> WHAT YOU ARE ASKED TO DO
Locate and copy each line in the data that contains the word "page".

> RECORDS PROVIDED
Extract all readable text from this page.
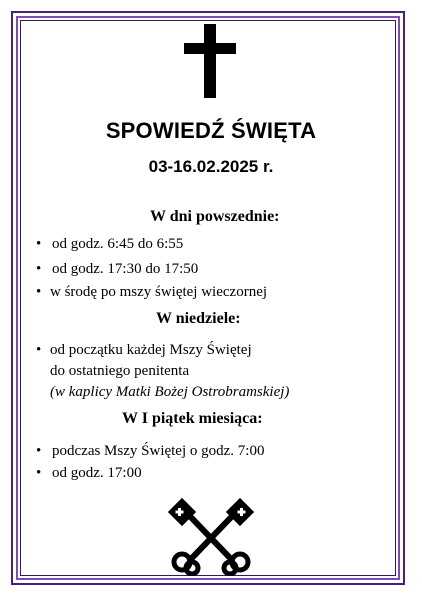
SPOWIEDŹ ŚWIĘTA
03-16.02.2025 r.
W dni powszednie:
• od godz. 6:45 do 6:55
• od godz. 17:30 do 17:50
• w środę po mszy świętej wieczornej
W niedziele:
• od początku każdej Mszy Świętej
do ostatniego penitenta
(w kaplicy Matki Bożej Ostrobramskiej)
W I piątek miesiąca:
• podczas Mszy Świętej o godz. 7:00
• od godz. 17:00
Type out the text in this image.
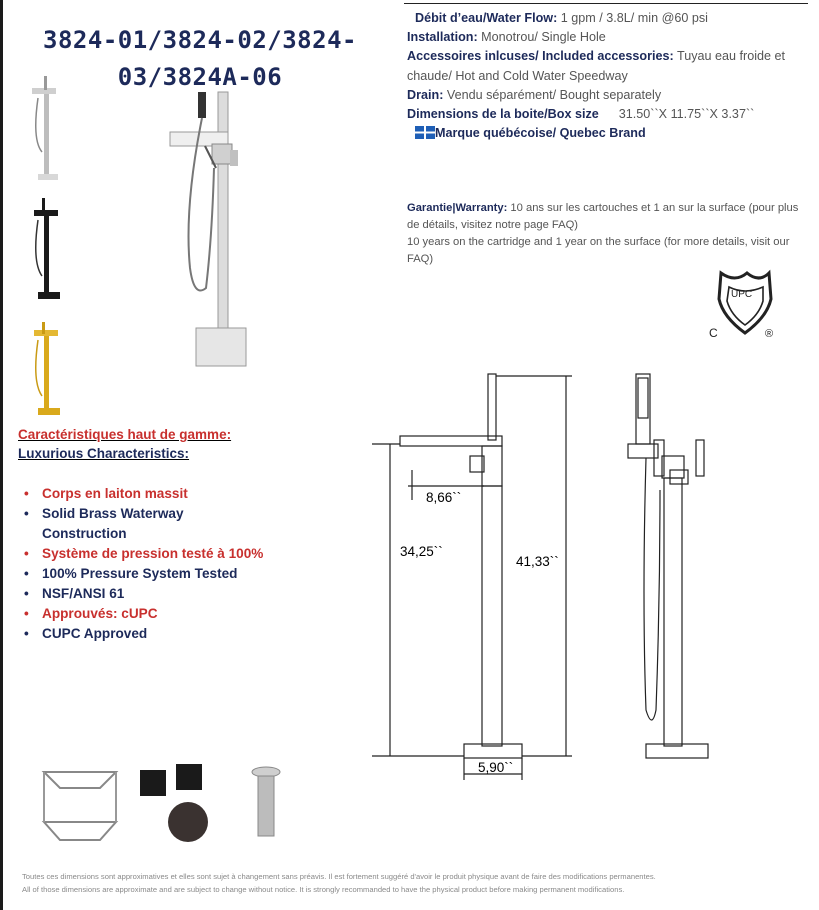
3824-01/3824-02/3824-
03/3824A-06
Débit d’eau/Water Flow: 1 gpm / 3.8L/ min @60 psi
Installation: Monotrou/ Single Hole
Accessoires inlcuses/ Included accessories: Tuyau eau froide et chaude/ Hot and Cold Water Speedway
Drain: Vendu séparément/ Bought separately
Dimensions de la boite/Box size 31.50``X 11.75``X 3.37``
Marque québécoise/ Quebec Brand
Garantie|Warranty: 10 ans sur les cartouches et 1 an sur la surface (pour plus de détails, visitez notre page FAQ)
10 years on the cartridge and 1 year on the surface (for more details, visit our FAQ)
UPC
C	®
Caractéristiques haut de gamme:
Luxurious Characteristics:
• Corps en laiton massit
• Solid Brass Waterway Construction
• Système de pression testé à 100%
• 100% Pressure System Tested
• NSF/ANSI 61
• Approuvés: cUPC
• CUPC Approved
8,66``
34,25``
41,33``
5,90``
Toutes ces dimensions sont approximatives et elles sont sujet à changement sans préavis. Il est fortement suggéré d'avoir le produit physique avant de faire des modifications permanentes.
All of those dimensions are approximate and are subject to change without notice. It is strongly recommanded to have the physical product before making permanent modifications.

==

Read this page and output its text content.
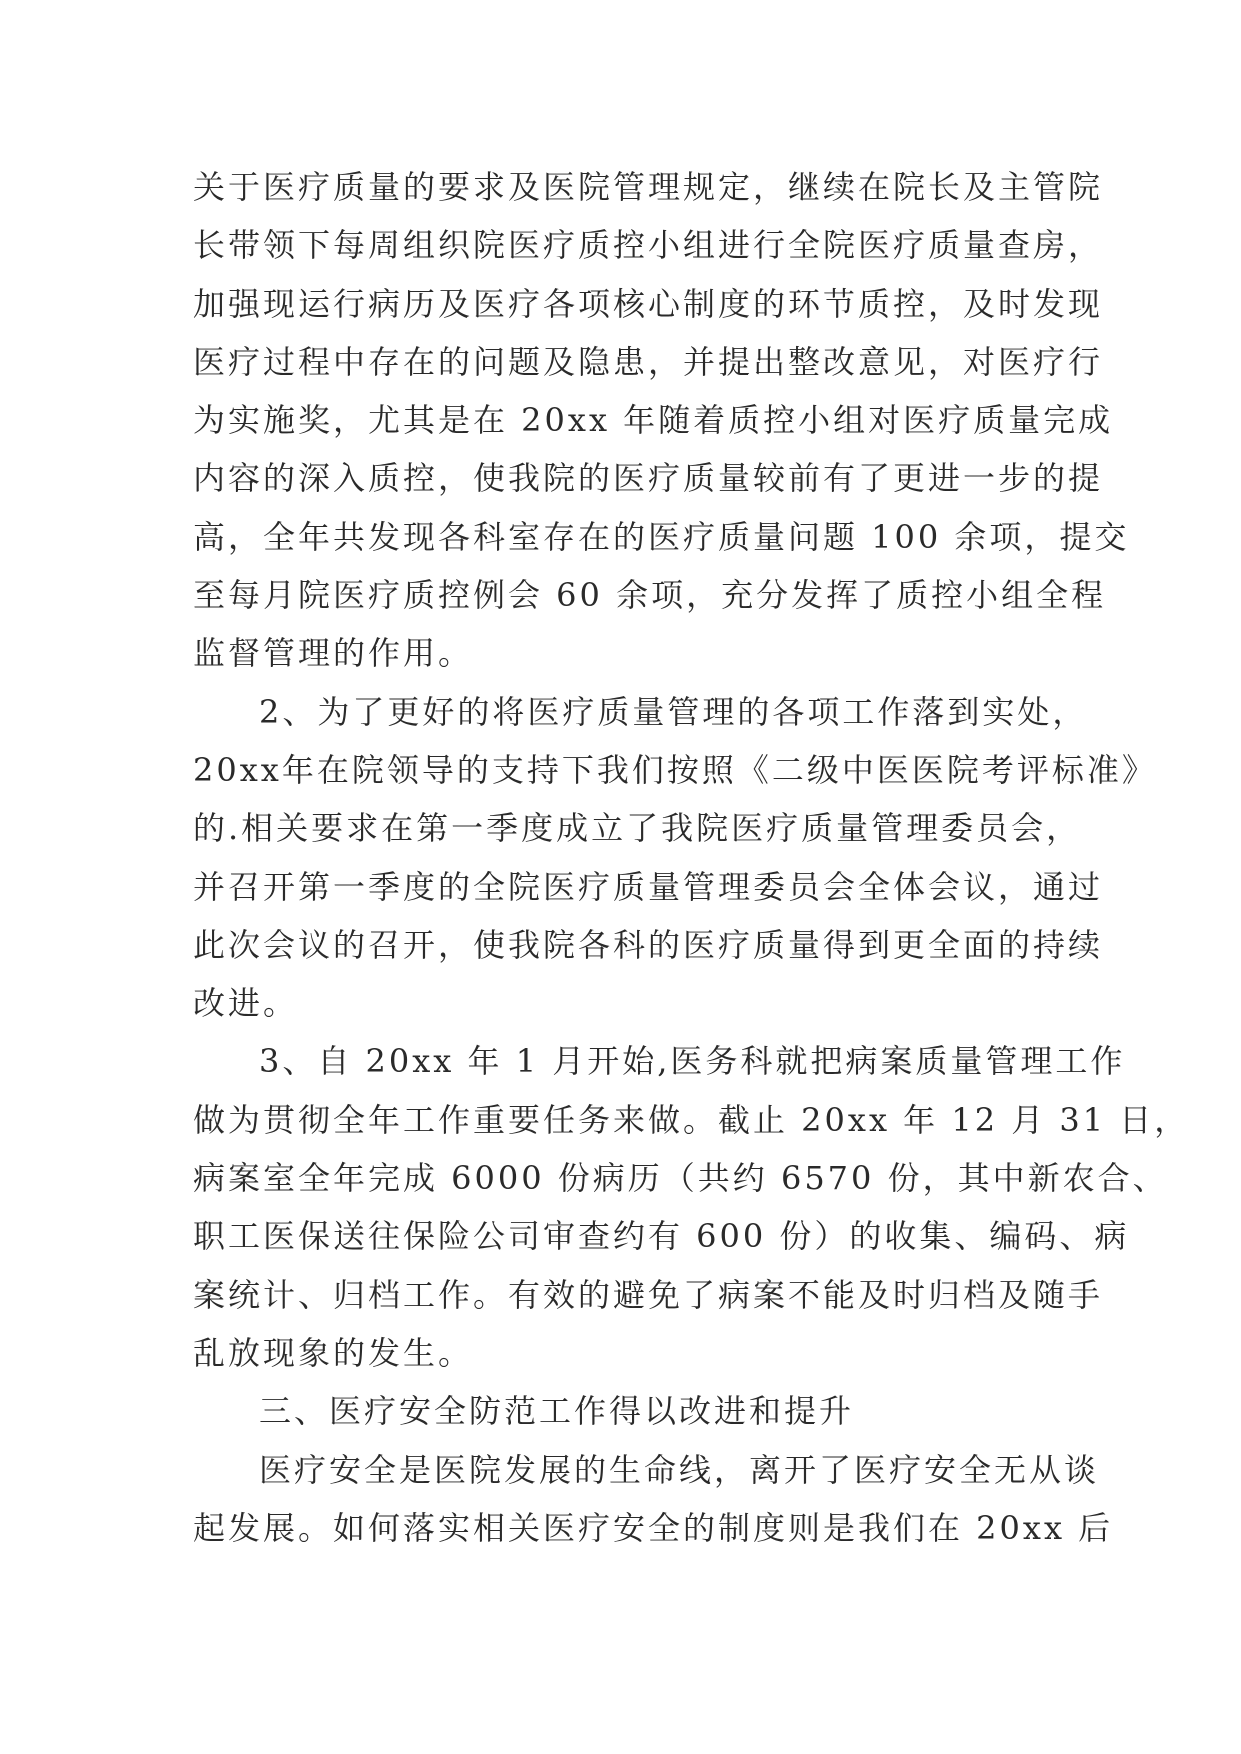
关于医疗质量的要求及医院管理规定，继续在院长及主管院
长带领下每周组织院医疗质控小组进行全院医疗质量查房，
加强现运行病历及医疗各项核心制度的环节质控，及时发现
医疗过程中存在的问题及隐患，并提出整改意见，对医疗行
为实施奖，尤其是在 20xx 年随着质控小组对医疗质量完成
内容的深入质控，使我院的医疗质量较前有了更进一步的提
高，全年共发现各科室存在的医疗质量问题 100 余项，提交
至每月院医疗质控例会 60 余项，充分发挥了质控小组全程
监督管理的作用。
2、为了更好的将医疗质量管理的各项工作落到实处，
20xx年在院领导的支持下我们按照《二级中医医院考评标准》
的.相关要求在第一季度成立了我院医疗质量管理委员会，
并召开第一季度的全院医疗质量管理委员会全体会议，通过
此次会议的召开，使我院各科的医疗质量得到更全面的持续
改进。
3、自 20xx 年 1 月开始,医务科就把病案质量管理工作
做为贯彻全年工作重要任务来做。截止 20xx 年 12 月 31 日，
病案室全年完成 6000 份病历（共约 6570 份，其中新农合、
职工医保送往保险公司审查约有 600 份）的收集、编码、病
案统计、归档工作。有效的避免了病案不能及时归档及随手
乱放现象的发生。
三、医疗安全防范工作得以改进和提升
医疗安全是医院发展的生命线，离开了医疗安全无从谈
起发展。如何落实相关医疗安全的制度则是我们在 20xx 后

> WRITTEN RESPONSE
Extract all readable text from this page.
Garantie|Warranty: 10 ans sur les cartouches et 1 an sur la surface (pour plus de détails, visitez notre page FAQ)
Read this page and output its text content.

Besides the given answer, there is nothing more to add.